Items listed in a dataset
>>
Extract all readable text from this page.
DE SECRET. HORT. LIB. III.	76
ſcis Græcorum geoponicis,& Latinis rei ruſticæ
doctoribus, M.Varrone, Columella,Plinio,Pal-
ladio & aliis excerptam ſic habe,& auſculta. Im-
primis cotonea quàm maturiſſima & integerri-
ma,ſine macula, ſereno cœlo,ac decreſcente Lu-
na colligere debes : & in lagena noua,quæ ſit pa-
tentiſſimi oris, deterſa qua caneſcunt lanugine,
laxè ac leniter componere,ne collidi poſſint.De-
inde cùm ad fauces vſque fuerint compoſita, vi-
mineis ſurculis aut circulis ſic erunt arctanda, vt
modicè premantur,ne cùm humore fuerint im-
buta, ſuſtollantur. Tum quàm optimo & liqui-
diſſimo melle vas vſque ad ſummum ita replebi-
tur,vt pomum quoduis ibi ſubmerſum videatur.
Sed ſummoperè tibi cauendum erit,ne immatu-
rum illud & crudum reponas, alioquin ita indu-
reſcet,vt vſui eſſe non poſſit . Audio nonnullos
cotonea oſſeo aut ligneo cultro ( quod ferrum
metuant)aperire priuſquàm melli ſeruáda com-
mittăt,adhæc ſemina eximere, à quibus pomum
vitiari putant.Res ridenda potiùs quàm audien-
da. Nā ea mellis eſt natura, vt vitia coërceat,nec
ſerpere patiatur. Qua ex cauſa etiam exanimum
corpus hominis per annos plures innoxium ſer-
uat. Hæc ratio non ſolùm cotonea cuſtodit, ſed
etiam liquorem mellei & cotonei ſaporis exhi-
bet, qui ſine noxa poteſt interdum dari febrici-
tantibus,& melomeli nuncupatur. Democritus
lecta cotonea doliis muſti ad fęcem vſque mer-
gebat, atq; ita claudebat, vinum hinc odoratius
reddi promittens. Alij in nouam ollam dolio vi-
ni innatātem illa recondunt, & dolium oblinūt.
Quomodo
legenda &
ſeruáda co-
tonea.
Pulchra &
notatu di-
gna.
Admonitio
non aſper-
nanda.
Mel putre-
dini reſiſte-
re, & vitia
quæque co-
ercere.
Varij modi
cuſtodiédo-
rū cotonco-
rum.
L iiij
<<
- _What is asked_
Exactly as they are written, print the entries again.

- _Completed exercise_
Extract all readable text from this page.
DE SECRET. HORT. LIB. III.	76
ſcis Græcorum geoponicis,& Latinis rei ruſticæ
doctoribus, M.Varrone, Columella,Plinio,Pal-
ladio & aliis excerptam ſic habe,& auſculta. Im-
primis cotonea quàm maturiſſima & integerri-
ma,ſine macula, ſereno cœlo,ac decreſcente Lu-
na colligere debes : & in lagena noua,quæ ſit pa-
tentiſſimi oris, deterſa qua caneſcunt lanugine,
laxè ac leniter componere,ne collidi poſſint.De-
inde cùm ad fauces vſque fuerint compoſita, vi-
mineis ſurculis aut circulis ſic erunt arctanda, vt
modicè premantur,ne cùm humore fuerint im-
buta, ſuſtollantur. Tum quàm optimo & liqui-
diſſimo melle vas vſque ad ſummum ita replebi-
tur,vt pomum quoduis ibi ſubmerſum videatur.
Sed ſummoperè tibi cauendum erit,ne immatu-
rum illud & crudum reponas, alioquin ita indu-
reſcet,vt vſui eſſe non poſſit . Audio nonnullos
cotonea oſſeo aut ligneo cultro ( quod ferrum
metuant)aperire priuſquàm melli ſeruáda com-
mittăt,adhæc ſemina eximere, à quibus pomum
vitiari putant.Res ridenda potiùs quàm audien-
da. Nā ea mellis eſt natura, vt vitia coërceat,nec
ſerpere patiatur. Qua ex cauſa etiam exanimum
corpus hominis per annos plures innoxium ſer-
uat. Hæc ratio non ſolùm cotonea cuſtodit, ſed
etiam liquorem mellei & cotonei ſaporis exhi-
bet, qui ſine noxa poteſt interdum dari febrici-
tantibus,& melomeli nuncupatur. Democritus
lecta cotonea doliis muſti ad fęcem vſque mer-
gebat, atq; ita claudebat, vinum hinc odoratius
reddi promittens. Alij in nouam ollam dolio vi-
ni innatātem illa recondunt, & dolium oblinūt.
Quomodo
legenda &
ſeruáda co-
tonea.
Pulchra &
notatu di-
gna.
Admonitio
non aſper-
nanda.
Mel putre-
dini reſiſte-
re, & vitia
quæque co-
ercere.
Varij modi
cuſtodiédo-
rū cotonco-
rum.
L iiij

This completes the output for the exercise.